** Begin **

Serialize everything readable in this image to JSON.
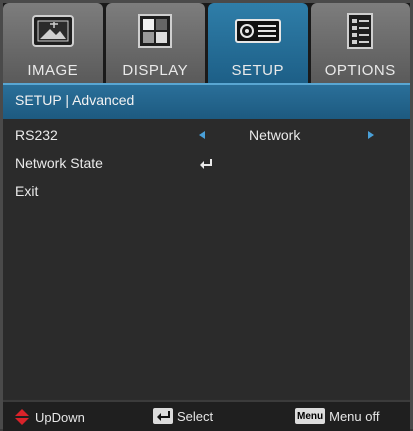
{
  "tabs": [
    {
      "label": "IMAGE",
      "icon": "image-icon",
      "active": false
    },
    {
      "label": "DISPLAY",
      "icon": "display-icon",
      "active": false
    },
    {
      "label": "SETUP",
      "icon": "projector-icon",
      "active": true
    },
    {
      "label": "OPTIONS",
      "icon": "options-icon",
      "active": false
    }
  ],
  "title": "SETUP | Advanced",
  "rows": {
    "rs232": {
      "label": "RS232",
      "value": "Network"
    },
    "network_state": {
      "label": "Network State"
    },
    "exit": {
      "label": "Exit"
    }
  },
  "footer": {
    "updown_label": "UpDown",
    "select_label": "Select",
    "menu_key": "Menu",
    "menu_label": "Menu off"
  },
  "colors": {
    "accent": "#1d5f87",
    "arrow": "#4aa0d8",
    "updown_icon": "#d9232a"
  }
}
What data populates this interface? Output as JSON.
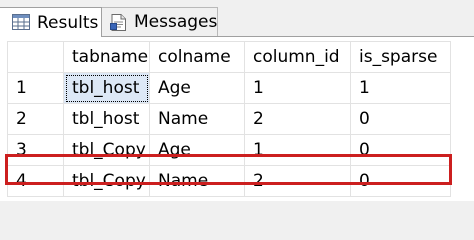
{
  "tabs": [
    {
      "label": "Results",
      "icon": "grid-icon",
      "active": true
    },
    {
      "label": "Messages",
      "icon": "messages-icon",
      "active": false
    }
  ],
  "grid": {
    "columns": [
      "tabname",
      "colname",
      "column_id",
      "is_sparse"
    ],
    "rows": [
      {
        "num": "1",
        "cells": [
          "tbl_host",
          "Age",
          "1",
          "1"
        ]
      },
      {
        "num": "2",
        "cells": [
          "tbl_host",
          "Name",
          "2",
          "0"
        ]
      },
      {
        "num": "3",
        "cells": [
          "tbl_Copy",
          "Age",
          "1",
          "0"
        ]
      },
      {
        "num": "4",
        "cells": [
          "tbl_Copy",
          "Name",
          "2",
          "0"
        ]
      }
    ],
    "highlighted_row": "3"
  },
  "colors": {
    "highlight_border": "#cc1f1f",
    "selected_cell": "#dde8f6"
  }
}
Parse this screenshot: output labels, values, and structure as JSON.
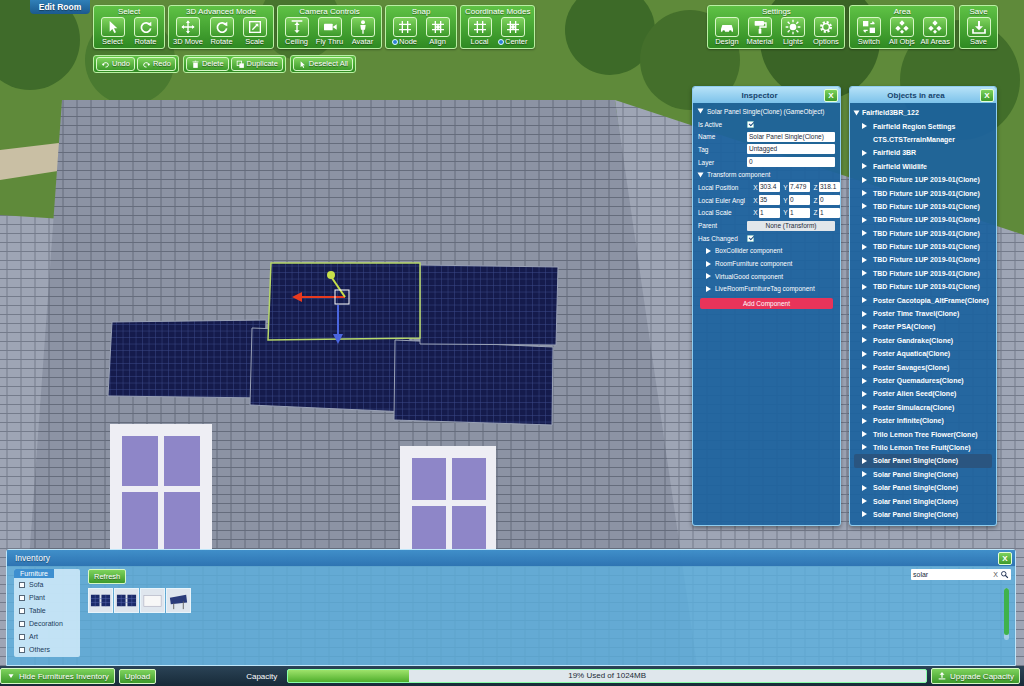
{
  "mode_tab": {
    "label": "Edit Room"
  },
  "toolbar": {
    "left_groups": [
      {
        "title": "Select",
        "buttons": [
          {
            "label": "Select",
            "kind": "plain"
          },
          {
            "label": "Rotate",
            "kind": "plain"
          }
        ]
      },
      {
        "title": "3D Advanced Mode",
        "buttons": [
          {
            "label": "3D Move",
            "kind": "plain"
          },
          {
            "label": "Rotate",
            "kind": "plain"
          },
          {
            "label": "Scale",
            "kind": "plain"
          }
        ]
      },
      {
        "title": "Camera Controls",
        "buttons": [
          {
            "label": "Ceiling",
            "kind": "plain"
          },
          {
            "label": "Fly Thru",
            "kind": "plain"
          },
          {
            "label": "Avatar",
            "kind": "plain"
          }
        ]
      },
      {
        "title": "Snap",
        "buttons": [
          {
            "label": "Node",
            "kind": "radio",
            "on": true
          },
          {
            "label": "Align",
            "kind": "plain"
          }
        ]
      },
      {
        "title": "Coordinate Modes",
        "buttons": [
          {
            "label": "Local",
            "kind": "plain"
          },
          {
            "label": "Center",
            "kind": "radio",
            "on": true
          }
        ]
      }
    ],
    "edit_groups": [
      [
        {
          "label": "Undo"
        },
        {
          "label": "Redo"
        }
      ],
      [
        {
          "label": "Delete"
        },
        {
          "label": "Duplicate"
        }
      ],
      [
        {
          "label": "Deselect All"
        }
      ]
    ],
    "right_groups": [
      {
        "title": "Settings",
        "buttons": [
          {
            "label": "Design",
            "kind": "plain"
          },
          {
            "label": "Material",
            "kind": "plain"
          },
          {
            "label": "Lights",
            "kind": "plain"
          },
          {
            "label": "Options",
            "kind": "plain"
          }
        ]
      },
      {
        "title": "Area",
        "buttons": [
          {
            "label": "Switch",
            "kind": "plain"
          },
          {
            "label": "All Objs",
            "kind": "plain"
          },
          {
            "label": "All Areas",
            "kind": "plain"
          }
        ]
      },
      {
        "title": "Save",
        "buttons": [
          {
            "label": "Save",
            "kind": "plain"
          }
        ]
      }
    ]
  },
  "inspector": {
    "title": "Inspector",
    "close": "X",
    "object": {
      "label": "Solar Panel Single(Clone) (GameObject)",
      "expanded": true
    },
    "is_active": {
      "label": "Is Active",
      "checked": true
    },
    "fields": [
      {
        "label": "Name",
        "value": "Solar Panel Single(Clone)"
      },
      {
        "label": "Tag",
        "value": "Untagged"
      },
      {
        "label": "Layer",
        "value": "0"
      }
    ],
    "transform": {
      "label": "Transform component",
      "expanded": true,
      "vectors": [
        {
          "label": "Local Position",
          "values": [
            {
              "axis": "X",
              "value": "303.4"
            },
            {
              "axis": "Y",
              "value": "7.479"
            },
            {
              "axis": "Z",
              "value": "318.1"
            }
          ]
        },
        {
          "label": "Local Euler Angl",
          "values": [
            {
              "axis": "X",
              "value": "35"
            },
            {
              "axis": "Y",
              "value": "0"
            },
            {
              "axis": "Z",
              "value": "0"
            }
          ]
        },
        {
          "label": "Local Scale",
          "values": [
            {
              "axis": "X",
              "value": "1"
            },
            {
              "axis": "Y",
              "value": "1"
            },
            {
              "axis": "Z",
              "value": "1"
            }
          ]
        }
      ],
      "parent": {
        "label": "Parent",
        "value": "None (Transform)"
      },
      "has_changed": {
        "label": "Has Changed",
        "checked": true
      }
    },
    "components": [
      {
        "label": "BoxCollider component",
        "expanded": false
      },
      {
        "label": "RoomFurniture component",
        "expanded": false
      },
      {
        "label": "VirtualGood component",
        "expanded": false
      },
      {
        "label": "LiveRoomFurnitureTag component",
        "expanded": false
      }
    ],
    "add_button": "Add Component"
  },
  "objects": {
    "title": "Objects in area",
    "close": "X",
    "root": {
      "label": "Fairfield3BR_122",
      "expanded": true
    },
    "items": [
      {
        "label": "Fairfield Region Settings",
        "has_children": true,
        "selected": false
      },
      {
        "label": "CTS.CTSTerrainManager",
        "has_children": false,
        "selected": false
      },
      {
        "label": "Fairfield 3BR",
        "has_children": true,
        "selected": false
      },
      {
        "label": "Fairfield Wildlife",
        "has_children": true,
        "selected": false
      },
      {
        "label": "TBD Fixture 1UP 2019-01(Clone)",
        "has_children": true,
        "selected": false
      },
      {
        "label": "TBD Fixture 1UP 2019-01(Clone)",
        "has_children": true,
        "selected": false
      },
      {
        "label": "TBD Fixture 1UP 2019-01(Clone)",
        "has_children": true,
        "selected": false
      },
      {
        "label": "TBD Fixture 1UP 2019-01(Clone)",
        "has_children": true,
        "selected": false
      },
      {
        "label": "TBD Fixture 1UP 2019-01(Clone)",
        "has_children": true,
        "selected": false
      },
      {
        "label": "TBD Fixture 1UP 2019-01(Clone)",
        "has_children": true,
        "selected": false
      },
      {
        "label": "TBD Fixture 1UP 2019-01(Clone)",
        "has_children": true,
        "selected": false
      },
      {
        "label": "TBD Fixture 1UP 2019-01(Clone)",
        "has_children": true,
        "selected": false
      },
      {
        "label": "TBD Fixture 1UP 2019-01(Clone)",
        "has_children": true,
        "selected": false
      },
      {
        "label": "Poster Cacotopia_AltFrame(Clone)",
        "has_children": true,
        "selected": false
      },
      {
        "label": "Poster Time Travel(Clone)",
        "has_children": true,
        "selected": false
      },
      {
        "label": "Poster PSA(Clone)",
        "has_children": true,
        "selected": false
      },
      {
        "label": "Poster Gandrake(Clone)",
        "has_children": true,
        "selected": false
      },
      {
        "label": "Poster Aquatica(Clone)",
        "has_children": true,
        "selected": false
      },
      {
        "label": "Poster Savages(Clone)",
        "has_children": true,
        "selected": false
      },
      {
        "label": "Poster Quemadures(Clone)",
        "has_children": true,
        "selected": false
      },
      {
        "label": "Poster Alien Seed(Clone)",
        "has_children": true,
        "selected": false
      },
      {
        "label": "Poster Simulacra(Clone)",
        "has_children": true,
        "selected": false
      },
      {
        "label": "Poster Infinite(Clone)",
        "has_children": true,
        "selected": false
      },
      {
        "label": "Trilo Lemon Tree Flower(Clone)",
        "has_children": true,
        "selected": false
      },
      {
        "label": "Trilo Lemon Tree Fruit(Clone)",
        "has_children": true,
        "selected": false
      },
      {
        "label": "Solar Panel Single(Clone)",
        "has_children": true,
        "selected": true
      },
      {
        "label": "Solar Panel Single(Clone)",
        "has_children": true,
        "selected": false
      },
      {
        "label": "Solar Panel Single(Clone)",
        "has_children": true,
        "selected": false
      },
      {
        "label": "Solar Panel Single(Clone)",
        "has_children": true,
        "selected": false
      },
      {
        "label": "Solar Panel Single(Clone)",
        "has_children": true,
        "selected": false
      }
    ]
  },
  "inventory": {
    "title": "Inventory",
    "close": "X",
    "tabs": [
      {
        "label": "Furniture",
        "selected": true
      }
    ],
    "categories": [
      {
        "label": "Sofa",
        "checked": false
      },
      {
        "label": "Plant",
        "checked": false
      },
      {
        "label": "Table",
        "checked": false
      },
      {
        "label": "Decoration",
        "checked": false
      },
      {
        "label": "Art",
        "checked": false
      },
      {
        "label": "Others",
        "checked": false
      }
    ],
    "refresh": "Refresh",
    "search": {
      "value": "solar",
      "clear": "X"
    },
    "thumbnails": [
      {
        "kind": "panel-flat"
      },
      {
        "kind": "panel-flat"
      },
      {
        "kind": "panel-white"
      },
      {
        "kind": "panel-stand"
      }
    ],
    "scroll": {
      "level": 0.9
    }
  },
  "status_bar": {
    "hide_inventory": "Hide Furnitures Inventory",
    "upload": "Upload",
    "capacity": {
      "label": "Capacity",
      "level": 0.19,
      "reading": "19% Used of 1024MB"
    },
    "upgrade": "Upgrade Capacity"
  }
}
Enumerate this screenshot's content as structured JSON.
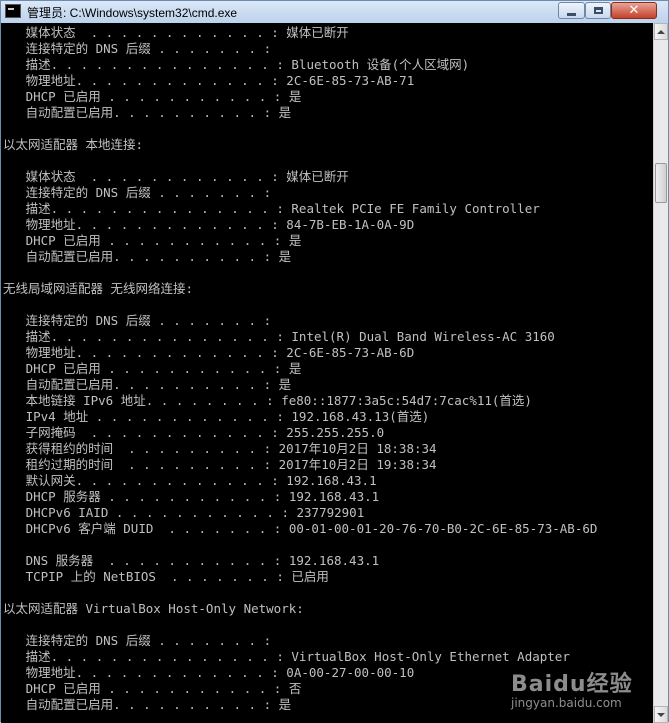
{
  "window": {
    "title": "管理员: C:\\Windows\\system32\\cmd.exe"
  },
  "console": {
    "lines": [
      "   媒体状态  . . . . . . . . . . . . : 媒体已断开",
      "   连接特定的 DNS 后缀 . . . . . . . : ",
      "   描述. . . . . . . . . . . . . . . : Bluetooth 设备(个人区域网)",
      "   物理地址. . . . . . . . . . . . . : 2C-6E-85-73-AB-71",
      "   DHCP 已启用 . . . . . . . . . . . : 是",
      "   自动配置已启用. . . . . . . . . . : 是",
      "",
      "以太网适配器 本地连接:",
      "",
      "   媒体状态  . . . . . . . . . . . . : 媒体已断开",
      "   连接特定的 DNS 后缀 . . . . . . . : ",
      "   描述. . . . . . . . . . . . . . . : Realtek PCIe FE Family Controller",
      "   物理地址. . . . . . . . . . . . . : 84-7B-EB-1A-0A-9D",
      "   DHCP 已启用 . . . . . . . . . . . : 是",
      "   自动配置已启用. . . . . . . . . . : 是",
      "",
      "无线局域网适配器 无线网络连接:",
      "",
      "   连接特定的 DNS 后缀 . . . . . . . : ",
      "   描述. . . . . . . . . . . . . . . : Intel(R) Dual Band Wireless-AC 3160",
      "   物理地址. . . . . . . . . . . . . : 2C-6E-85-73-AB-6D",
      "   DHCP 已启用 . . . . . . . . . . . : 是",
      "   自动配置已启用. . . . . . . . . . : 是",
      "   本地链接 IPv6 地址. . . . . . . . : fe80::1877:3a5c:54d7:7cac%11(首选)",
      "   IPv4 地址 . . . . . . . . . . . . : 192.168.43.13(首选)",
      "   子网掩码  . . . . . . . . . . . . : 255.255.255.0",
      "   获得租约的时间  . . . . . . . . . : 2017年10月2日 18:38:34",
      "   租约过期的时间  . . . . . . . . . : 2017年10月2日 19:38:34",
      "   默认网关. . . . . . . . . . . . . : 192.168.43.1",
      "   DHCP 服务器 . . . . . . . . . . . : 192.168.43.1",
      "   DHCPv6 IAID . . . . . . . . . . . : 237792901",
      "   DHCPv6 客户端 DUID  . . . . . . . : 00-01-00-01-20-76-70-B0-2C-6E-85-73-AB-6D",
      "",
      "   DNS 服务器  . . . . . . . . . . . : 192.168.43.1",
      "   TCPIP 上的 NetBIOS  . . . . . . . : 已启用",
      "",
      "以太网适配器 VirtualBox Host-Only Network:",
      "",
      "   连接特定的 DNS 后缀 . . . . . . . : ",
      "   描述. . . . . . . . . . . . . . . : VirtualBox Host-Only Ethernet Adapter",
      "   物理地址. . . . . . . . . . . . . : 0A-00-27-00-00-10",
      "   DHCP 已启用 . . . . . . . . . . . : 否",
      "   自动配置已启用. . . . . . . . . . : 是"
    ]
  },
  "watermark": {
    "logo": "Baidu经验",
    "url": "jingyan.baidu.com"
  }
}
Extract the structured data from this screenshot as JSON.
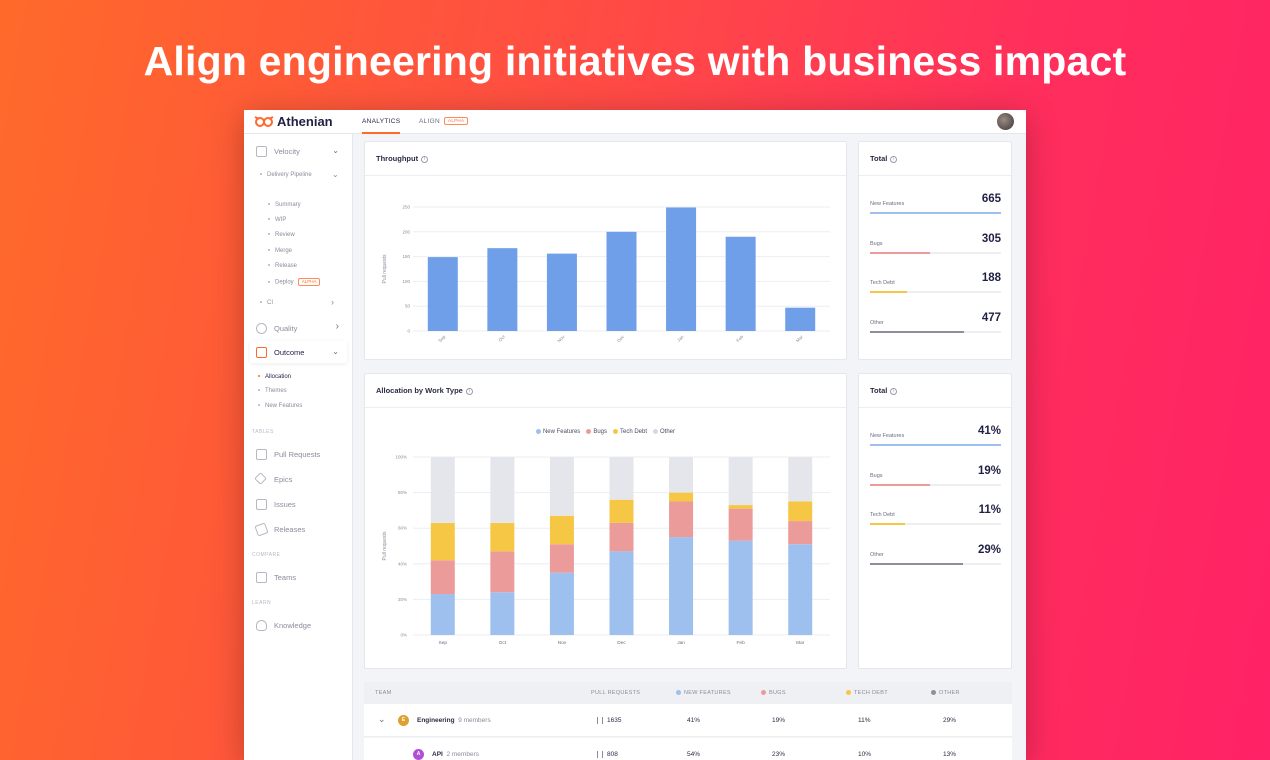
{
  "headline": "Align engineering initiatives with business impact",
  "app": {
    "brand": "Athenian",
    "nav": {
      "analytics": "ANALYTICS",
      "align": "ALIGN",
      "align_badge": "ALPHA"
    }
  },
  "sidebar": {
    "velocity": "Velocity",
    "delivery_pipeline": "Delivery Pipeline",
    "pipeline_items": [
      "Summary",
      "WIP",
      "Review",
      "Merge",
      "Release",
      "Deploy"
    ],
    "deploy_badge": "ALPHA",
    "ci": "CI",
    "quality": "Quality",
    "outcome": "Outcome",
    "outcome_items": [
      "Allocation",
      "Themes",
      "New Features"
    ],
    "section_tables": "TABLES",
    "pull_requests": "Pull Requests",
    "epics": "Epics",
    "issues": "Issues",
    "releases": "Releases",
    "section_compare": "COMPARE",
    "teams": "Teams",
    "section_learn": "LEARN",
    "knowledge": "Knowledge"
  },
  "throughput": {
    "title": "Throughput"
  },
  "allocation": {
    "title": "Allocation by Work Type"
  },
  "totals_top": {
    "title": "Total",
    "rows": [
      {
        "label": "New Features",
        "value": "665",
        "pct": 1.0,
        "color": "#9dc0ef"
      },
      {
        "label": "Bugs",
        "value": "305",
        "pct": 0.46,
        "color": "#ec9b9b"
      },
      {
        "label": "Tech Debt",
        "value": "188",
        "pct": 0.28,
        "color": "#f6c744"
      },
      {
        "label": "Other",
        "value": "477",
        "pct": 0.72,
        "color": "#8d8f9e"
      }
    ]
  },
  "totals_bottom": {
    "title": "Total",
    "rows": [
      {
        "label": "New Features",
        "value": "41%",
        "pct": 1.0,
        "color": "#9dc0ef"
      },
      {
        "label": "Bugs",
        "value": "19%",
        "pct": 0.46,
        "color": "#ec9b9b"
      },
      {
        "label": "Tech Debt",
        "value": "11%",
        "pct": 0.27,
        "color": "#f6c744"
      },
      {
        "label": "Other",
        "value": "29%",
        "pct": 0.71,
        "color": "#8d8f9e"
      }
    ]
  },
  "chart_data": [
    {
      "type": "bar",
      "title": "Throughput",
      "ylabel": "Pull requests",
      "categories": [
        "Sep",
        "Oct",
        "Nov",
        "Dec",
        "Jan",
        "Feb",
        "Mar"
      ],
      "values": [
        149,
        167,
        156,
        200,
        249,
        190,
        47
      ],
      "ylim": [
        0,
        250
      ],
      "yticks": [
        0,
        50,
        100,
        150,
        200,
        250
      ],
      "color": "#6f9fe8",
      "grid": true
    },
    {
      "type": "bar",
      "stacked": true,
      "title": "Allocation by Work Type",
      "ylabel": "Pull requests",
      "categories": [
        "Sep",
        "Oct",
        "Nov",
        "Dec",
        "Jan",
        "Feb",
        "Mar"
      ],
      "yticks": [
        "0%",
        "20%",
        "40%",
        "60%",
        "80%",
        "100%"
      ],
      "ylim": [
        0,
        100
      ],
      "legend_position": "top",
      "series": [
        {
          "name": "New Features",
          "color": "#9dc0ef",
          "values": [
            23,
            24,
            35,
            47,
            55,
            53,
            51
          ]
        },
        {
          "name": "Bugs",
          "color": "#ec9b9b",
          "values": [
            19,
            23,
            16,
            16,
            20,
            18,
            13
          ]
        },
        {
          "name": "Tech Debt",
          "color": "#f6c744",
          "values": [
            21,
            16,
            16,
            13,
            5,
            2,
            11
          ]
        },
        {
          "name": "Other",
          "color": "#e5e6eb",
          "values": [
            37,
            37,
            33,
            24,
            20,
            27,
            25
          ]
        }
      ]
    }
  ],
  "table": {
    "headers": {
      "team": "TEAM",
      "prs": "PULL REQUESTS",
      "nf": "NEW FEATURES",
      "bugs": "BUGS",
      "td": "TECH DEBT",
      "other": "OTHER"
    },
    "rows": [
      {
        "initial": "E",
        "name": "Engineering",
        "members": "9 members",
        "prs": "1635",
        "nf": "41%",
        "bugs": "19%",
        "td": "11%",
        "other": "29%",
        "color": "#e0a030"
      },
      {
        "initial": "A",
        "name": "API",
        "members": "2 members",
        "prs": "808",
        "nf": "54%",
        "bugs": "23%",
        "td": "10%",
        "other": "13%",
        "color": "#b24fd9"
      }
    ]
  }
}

** End **

__Directive__. From the listing above, pick out each line where the word "members" appears.

__Solution to this task__.
        "members": "9 members",
        "members": "2 members",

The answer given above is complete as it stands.